## Problem description
All of the material below is to be returned exactly.

[Extracted records]
[START]
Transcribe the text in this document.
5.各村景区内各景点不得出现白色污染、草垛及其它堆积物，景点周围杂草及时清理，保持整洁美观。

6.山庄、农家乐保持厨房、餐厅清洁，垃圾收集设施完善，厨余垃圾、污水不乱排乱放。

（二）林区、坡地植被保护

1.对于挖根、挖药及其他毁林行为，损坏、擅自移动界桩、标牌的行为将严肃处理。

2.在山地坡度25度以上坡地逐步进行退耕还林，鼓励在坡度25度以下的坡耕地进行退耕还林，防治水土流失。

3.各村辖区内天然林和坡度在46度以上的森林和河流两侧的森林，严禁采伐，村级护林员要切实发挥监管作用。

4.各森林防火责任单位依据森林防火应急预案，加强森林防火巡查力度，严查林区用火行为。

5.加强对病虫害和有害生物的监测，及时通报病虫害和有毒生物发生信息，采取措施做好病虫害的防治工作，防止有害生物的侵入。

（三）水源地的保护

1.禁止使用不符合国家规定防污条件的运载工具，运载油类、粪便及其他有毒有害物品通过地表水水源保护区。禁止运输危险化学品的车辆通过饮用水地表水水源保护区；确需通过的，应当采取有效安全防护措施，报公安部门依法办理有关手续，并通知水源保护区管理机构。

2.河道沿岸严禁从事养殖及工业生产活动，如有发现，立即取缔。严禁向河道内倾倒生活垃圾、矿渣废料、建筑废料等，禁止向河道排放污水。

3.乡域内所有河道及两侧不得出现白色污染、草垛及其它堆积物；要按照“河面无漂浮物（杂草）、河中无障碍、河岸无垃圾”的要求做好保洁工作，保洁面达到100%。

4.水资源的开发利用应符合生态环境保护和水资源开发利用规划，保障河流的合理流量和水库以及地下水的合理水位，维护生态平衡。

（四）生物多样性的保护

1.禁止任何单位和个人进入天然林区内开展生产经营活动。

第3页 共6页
[END]
## Task result
Transcribe the text in this document.
5.各村景区内各景点不得出现白色污染、草垛及其它堆积物，景点周围杂草及时清理，保持整洁美观。

6.山庄、农家乐保持厨房、餐厅清洁，垃圾收集设施完善，厨余垃圾、污水不乱排乱放。

（二）林区、坡地植被保护

1.对于挖根、挖药及其他毁林行为，损坏、擅自移动界桩、标牌的行为将严肃处理。

2.在山地坡度25度以上坡地逐步进行退耕还林，鼓励在坡度25度以下的坡耕地进行退耕还林，防治水土流失。

3.各村辖区内天然林和坡度在46度以上的森林和河流两侧的森林，严禁采伐，村级护林员要切实发挥监管作用。

4.各森林防火责任单位依据森林防火应急预案，加强森林防火巡查力度，严查林区用火行为。

5.加强对病虫害和有害生物的监测，及时通报病虫害和有毒生物发生信息，采取措施做好病虫害的防治工作，防止有害生物的侵入。

（三）水源地的保护

1.禁止使用不符合国家规定防污条件的运载工具，运载油类、粪便及其他有毒有害物品通过地表水水源保护区。禁止运输危险化学品的车辆通过饮用水地表水水源保护区；确需通过的，应当采取有效安全防护措施，报公安部门依法办理有关手续，并通知水源保护区管理机构。

2.河道沿岸严禁从事养殖及工业生产活动，如有发现，立即取缔。严禁向河道内倾倒生活垃圾、矿渣废料、建筑废料等，禁止向河道排放污水。

3.乡域内所有河道及两侧不得出现白色污染、草垛及其它堆积物；要按照“河面无漂浮物（杂草）、河中无障碍、河岸无垃圾”的要求做好保洁工作，保洁面达到100%。

4.水资源的开发利用应符合生态环境保护和水资源开发利用规划，保障河流的合理流量和水库以及地下水的合理水位，维护生态平衡。

（四）生物多样性的保护

1.禁止任何单位和个人进入天然林区内开展生产经营活动。

第3页 共6页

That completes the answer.